Take every line that has the string "CUNY" and copy it out.

======== DATASET RECORDS ========

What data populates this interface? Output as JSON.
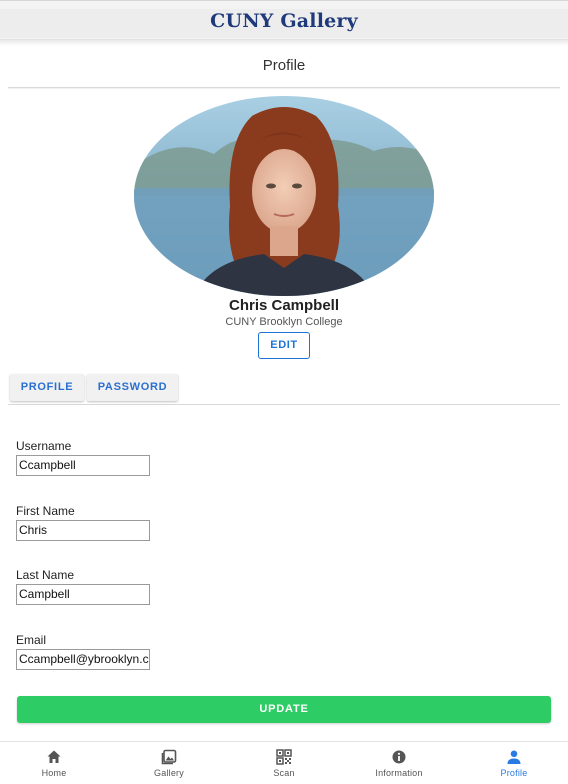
{
  "app": {
    "title": "CUNY Gallery"
  },
  "page": {
    "title": "Profile"
  },
  "profile": {
    "name": "Chris Campbell",
    "school": "CUNY Brooklyn College",
    "edit_label": "EDIT"
  },
  "tabs": [
    {
      "label": "PROFILE"
    },
    {
      "label": "PASSWORD"
    }
  ],
  "form": {
    "username": {
      "label": "Username",
      "value": "Ccampbell"
    },
    "first_name": {
      "label": "First Name",
      "value": "Chris"
    },
    "last_name": {
      "label": "Last Name",
      "value": "Campbell"
    },
    "email": {
      "label": "Email",
      "value": "Ccampbell@ybrooklyn.cc"
    },
    "submit_label": "UPDATE"
  },
  "nav": [
    {
      "label": "Home",
      "icon": "home-icon"
    },
    {
      "label": "Gallery",
      "icon": "gallery-icon"
    },
    {
      "label": "Scan",
      "icon": "qr-code-icon"
    },
    {
      "label": "Information",
      "icon": "info-icon"
    },
    {
      "label": "Profile",
      "icon": "person-icon",
      "active": true
    }
  ],
  "colors": {
    "brand": "#1f3a7a",
    "accent": "#2a7ae4",
    "update_button": "#2ecc64"
  }
}
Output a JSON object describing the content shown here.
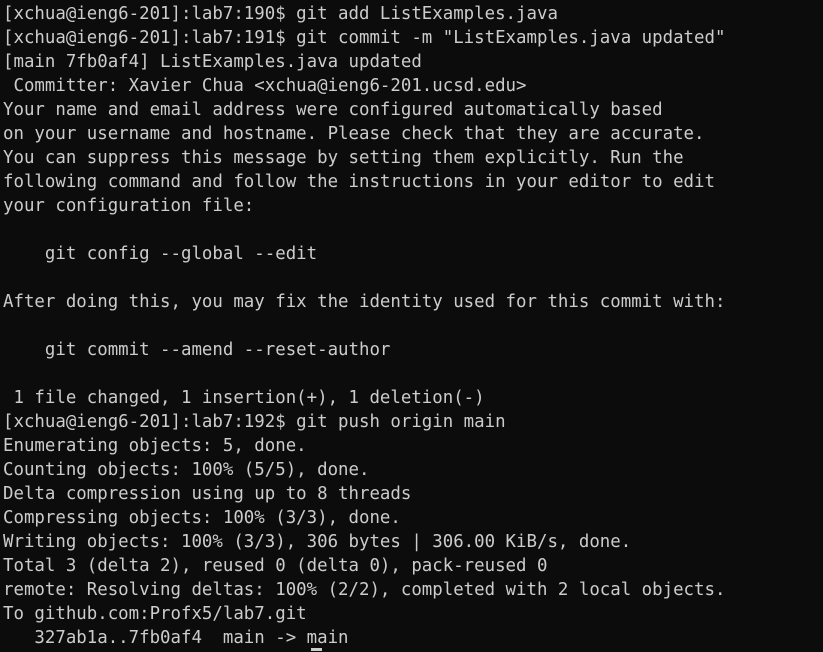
{
  "terminal": {
    "lines": [
      "[xchua@ieng6-201]:lab7:190$ git add ListExamples.java",
      "[xchua@ieng6-201]:lab7:191$ git commit -m \"ListExamples.java updated\"",
      "[main 7fb0af4] ListExamples.java updated",
      " Committer: Xavier Chua <xchua@ieng6-201.ucsd.edu>",
      "Your name and email address were configured automatically based",
      "on your username and hostname. Please check that they are accurate.",
      "You can suppress this message by setting them explicitly. Run the",
      "following command and follow the instructions in your editor to edit",
      "your configuration file:",
      "",
      "    git config --global --edit",
      "",
      "After doing this, you may fix the identity used for this commit with:",
      "",
      "    git commit --amend --reset-author",
      "",
      " 1 file changed, 1 insertion(+), 1 deletion(-)",
      "[xchua@ieng6-201]:lab7:192$ git push origin main",
      "Enumerating objects: 5, done.",
      "Counting objects: 100% (5/5), done.",
      "Delta compression using up to 8 threads",
      "Compressing objects: 100% (3/3), done.",
      "Writing objects: 100% (3/3), 306 bytes | 306.00 KiB/s, done.",
      "Total 3 (delta 2), reused 0 (delta 0), pack-reused 0",
      "remote: Resolving deltas: 100% (2/2), completed with 2 local objects.",
      "To github.com:Profx5/lab7.git",
      "   327ab1a..7fb0af4  main -> main"
    ]
  }
}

========

:: EXERCISE ANSWER ::
    "title": "CUNY Gallery"
    "school": "CUNY Brooklyn College",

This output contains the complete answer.